OBJECTIVE:
Output every line of the material exactly, omitting images.

** start THE INPUT **

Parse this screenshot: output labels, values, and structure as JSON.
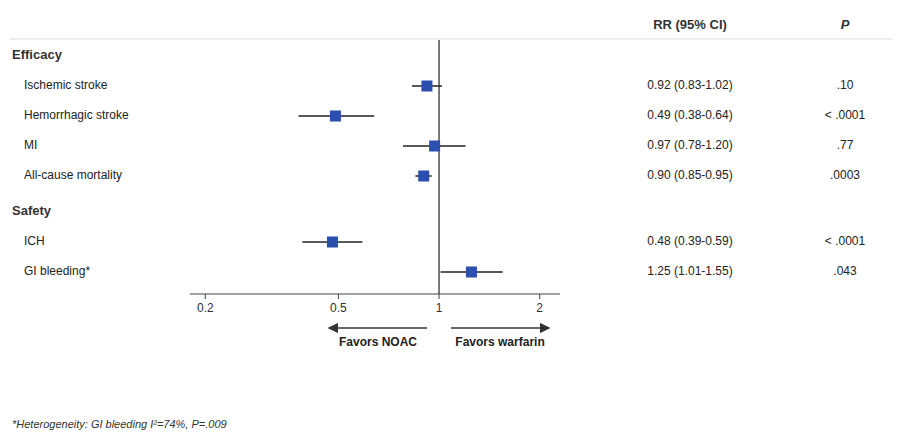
{
  "chart_data": {
    "type": "forest",
    "categories": [
      "Ischemic stroke",
      "Hemorrhagic stroke",
      "MI",
      "All-cause mortality",
      "ICH",
      "GI bleeding*"
    ],
    "groups": [
      "Efficacy",
      "Efficacy",
      "Efficacy",
      "Efficacy",
      "Safety",
      "Safety"
    ],
    "values": [
      0.92,
      0.49,
      0.97,
      0.9,
      0.48,
      1.25
    ],
    "ci_low": [
      0.83,
      0.38,
      0.78,
      0.85,
      0.39,
      1.01
    ],
    "ci_high": [
      1.02,
      0.64,
      1.2,
      0.95,
      0.59,
      1.55
    ],
    "value_labels": [
      "0.92 (0.83-1.02)",
      "0.49 (0.38-0.64)",
      "0.97 (0.78-1.20)",
      "0.90 (0.85-0.95)",
      "0.48 (0.39-0.59)",
      "1.25 (1.01-1.55)"
    ],
    "p_labels": [
      ".10",
      "< .0001",
      ".77",
      ".0003",
      "< .0001",
      ".043"
    ],
    "column_headers": [
      "RR (95% CI)",
      "P"
    ],
    "annotations": [
      "Favors NOAC",
      "Favors warfarin"
    ],
    "footnote": "*Heterogeneity: GI bleeding I²=74%, P=.009",
    "reference": 1,
    "color": "#2b4faf",
    "log": "x",
    "xlim": [
      0.18,
      2.3
    ],
    "xticks": [
      0.2,
      0.5,
      1,
      2
    ],
    "grid": false
  }
}
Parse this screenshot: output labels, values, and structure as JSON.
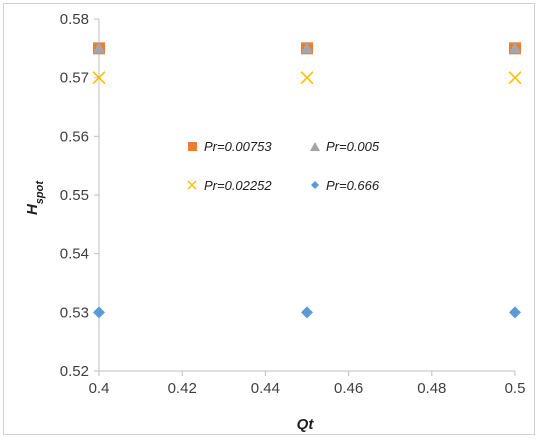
{
  "chart_data": {
    "type": "scatter",
    "xlabel": "Qt",
    "ylabel": {
      "main": "H",
      "sub": "spot"
    },
    "xlim": [
      0.4,
      0.5
    ],
    "ylim": [
      0.52,
      0.58
    ],
    "xticks": [
      "0.4",
      "0.42",
      "0.44",
      "0.46",
      "0.48",
      "0.5"
    ],
    "yticks": [
      "0.52",
      "0.53",
      "0.54",
      "0.55",
      "0.56",
      "0.57",
      "0.58"
    ],
    "grid": false,
    "legend_position": "center",
    "series": [
      {
        "name": "Pr=0.00753",
        "marker": "square",
        "color": "#ED7D31",
        "x": [
          0.4,
          0.45,
          0.5
        ],
        "y": [
          0.575,
          0.575,
          0.575
        ]
      },
      {
        "name": "Pr=0.005",
        "marker": "triangle",
        "color": "#A5A5A5",
        "x": [
          0.4,
          0.45,
          0.5
        ],
        "y": [
          0.575,
          0.575,
          0.575
        ]
      },
      {
        "name": "Pr=0.02252",
        "marker": "x",
        "color": "#FFC000",
        "x": [
          0.4,
          0.45,
          0.5
        ],
        "y": [
          0.57,
          0.57,
          0.57
        ]
      },
      {
        "name": "Pr=0.666",
        "marker": "diamond",
        "color": "#5B9BD5",
        "x": [
          0.4,
          0.45,
          0.5
        ],
        "y": [
          0.53,
          0.53,
          0.53
        ]
      }
    ]
  }
}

** end THE INPUT **

TASK ANSWER:
Parse this screenshot: output labels, values, and structure as JSON.
{
  "chart_data": {
    "type": "forest",
    "categories": [
      "Ischemic stroke",
      "Hemorrhagic stroke",
      "MI",
      "All-cause mortality",
      "ICH",
      "GI bleeding*"
    ],
    "groups": [
      "Efficacy",
      "Efficacy",
      "Efficacy",
      "Efficacy",
      "Safety",
      "Safety"
    ],
    "values": [
      0.92,
      0.49,
      0.97,
      0.9,
      0.48,
      1.25
    ],
    "ci_low": [
      0.83,
      0.38,
      0.78,
      0.85,
      0.39,
      1.01
    ],
    "ci_high": [
      1.02,
      0.64,
      1.2,
      0.95,
      0.59,
      1.55
    ],
    "value_labels": [
      "0.92 (0.83-1.02)",
      "0.49 (0.38-0.64)",
      "0.97 (0.78-1.20)",
      "0.90 (0.85-0.95)",
      "0.48 (0.39-0.59)",
      "1.25 (1.01-1.55)"
    ],
    "p_labels": [
      ".10",
      "< .0001",
      ".77",
      ".0003",
      "< .0001",
      ".043"
    ],
    "column_headers": [
      "RR (95% CI)",
      "P"
    ],
    "annotations": [
      "Favors NOAC",
      "Favors warfarin"
    ],
    "footnote": "*Heterogeneity: GI bleeding I²=74%, P=.009",
    "reference": 1,
    "color": "#2b4faf",
    "log": "x",
    "xlim": [
      0.18,
      2.3
    ],
    "xticks": [
      0.2,
      0.5,
      1,
      2
    ],
    "grid": false
  }
}
Parse this screenshot: output labels, values, and structure as JSON.
{
  "chart_data": {
    "type": "scatter",
    "xlabel": "Qt",
    "ylabel": {
      "main": "H",
      "sub": "spot"
    },
    "xlim": [
      0.4,
      0.5
    ],
    "ylim": [
      0.52,
      0.58
    ],
    "xticks": [
      "0.4",
      "0.42",
      "0.44",
      "0.46",
      "0.48",
      "0.5"
    ],
    "yticks": [
      "0.52",
      "0.53",
      "0.54",
      "0.55",
      "0.56",
      "0.57",
      "0.58"
    ],
    "grid": false,
    "legend_position": "center",
    "series": [
      {
        "name": "Pr=0.00753",
        "marker": "square",
        "color": "#ED7D31",
        "x": [
          0.4,
          0.45,
          0.5
        ],
        "y": [
          0.575,
          0.575,
          0.575
        ]
      },
      {
        "name": "Pr=0.005",
        "marker": "triangle",
        "color": "#A5A5A5",
        "x": [
          0.4,
          0.45,
          0.5
        ],
        "y": [
          0.575,
          0.575,
          0.575
        ]
      },
      {
        "name": "Pr=0.02252",
        "marker": "x",
        "color": "#FFC000",
        "x": [
          0.4,
          0.45,
          0.5
        ],
        "y": [
          0.57,
          0.57,
          0.57
        ]
      },
      {
        "name": "Pr=0.666",
        "marker": "diamond",
        "color": "#5B9BD5",
        "x": [
          0.4,
          0.45,
          0.5
        ],
        "y": [
          0.53,
          0.53,
          0.53
        ]
      }
    ]
  }
}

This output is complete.